##### Records for processing #####

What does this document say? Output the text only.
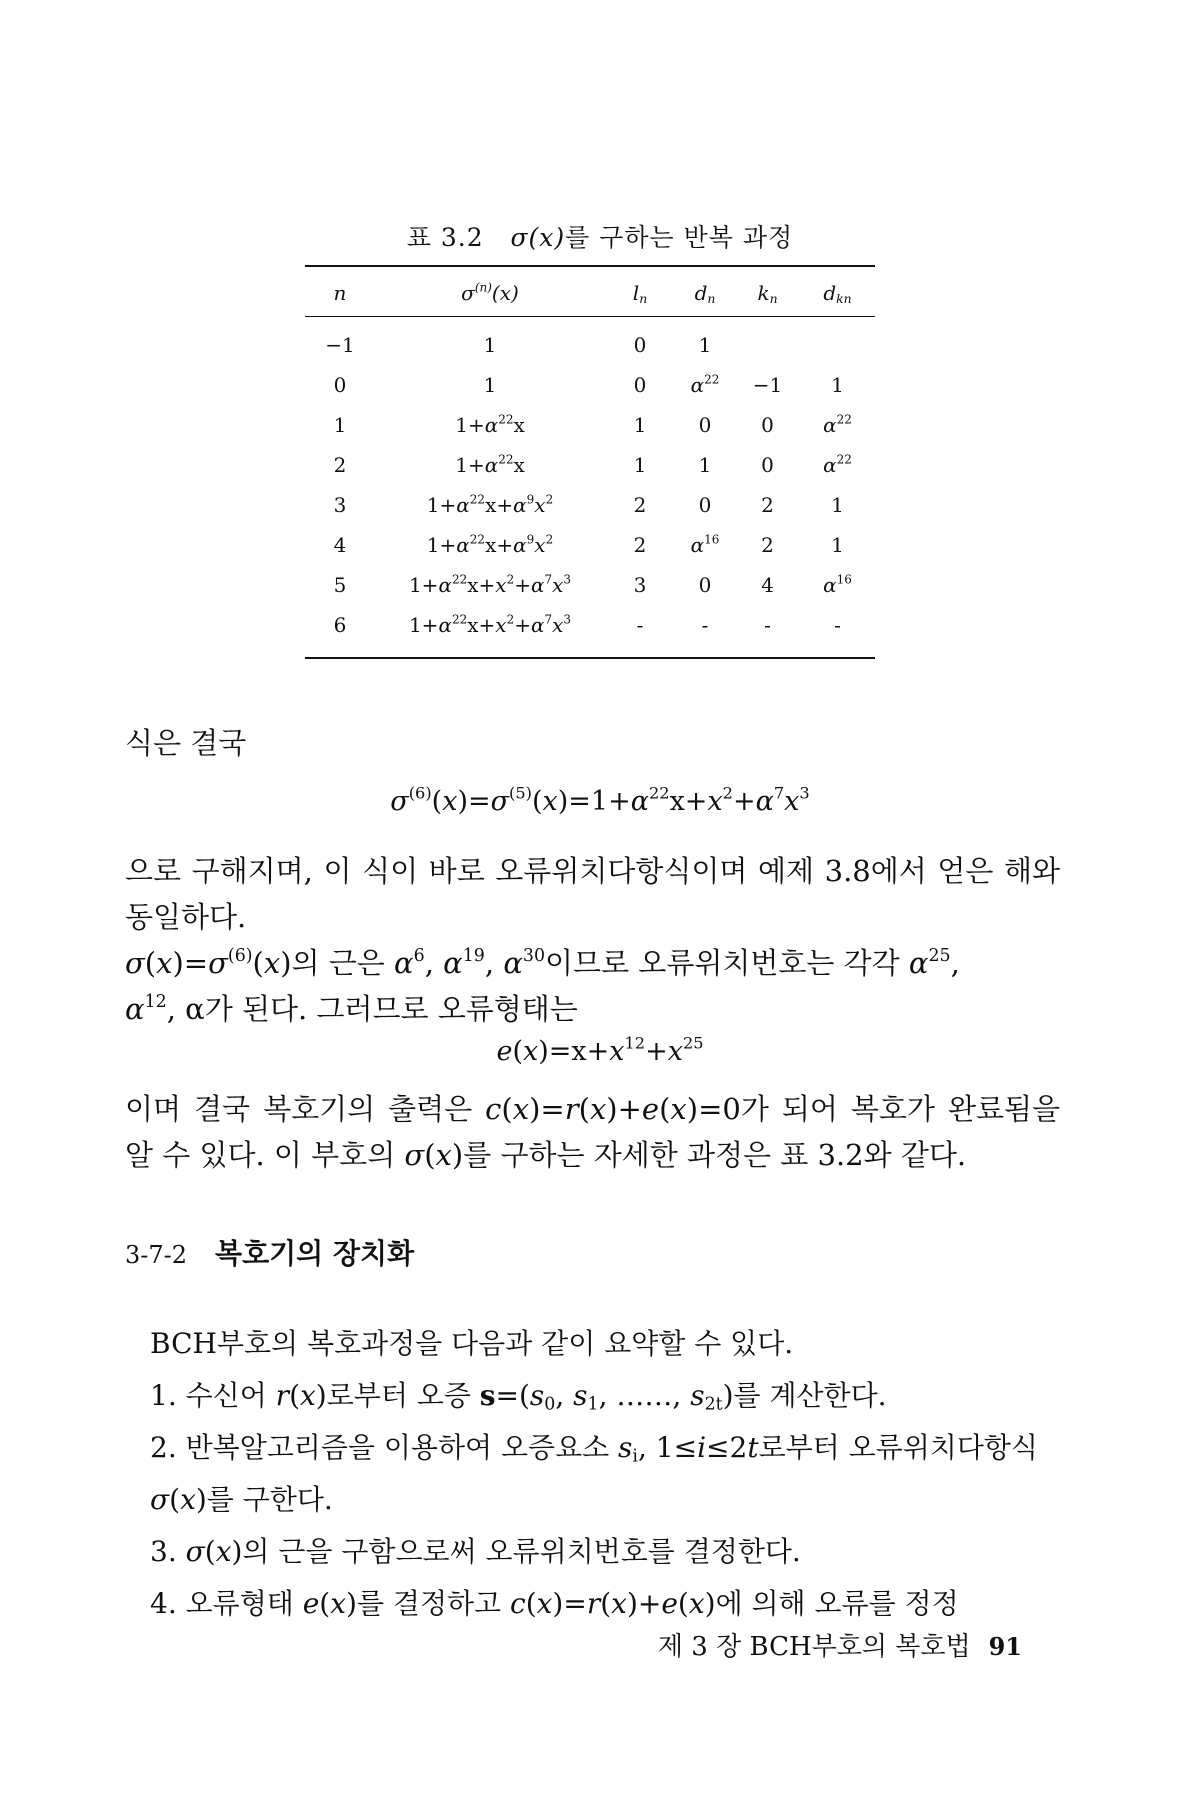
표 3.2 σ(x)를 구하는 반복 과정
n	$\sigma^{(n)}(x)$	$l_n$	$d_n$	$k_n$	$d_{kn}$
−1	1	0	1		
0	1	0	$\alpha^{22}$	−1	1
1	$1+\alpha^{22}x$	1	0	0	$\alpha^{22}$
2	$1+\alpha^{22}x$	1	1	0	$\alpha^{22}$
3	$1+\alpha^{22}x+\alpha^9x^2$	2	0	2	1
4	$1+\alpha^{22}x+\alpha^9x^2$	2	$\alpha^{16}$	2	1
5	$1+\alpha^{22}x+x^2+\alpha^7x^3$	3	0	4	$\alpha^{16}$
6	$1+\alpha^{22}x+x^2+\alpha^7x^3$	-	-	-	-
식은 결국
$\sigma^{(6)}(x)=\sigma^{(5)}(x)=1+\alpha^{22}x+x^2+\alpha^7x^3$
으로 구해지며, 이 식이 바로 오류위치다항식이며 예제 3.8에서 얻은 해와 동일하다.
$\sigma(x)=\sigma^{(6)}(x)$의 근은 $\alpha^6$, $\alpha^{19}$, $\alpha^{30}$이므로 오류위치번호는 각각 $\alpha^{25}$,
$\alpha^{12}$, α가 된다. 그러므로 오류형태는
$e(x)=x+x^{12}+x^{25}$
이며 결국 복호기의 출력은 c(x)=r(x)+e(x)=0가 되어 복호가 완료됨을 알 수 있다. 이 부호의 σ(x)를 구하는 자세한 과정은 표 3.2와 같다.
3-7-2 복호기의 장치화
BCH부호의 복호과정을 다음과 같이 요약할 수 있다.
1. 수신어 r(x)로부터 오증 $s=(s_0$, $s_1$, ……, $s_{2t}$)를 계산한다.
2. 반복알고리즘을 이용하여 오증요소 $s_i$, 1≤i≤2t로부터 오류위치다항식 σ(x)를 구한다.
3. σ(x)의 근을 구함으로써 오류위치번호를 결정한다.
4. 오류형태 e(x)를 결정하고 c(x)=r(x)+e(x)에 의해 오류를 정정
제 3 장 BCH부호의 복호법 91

#####
##### Records for processing #####

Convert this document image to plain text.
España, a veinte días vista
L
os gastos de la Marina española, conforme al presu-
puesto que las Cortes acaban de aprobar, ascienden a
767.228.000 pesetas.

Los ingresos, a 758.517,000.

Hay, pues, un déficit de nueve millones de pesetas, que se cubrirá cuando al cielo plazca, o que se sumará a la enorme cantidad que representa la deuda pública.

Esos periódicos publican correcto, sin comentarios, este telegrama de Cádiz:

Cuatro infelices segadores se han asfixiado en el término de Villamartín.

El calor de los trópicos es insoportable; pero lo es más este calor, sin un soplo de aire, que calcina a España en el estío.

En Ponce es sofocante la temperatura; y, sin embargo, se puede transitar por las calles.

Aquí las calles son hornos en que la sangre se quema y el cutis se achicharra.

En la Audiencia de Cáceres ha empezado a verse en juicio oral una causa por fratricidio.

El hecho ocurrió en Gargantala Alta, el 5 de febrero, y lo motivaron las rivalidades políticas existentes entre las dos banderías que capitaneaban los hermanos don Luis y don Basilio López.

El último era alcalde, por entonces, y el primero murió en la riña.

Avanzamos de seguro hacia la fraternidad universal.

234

#####
##### Records for processing #####

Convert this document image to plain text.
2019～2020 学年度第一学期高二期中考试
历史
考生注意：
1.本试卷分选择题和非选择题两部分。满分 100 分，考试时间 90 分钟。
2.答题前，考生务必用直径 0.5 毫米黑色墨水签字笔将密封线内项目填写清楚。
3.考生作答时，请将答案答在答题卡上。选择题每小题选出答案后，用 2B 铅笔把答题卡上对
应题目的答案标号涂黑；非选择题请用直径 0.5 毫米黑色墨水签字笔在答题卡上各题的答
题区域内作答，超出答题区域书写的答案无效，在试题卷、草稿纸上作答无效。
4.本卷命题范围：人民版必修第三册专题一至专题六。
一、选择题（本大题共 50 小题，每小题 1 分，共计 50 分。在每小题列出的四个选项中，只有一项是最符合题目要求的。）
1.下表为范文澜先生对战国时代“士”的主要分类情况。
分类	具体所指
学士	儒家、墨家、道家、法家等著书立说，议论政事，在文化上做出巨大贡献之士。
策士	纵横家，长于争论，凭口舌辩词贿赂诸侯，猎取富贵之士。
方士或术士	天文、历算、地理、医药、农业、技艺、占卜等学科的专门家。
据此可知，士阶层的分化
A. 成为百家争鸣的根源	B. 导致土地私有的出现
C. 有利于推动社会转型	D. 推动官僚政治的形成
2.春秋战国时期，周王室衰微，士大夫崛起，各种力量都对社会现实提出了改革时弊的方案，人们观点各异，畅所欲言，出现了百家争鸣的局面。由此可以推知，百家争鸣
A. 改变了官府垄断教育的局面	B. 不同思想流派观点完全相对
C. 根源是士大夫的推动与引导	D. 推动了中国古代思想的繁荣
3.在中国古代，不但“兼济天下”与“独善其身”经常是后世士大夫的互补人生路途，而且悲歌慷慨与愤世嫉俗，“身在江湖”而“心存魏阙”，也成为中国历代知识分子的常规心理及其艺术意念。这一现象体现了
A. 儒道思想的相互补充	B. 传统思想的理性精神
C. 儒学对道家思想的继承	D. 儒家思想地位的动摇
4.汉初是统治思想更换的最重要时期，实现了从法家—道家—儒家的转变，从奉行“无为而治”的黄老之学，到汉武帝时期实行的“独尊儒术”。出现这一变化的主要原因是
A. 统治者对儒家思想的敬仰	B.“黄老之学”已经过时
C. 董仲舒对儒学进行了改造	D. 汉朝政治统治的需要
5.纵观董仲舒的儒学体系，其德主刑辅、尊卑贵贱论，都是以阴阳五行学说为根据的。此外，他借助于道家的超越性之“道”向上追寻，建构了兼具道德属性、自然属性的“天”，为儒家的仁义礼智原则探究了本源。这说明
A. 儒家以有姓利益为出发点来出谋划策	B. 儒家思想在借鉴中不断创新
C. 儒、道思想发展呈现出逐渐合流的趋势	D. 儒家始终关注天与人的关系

#####

• **Directive**
Each line that has the word "복호기의" should be copied.

• **Response below**
이며 결국 복호기의 출력은 c(x)=r(x)+e(x)=0가 되어 복호가 완료됨을 알 수 있다. 이 부호의 σ(x)를 구하는 자세한 과정은 표 3.2와 같다.
3-7-2 복호기의 장치화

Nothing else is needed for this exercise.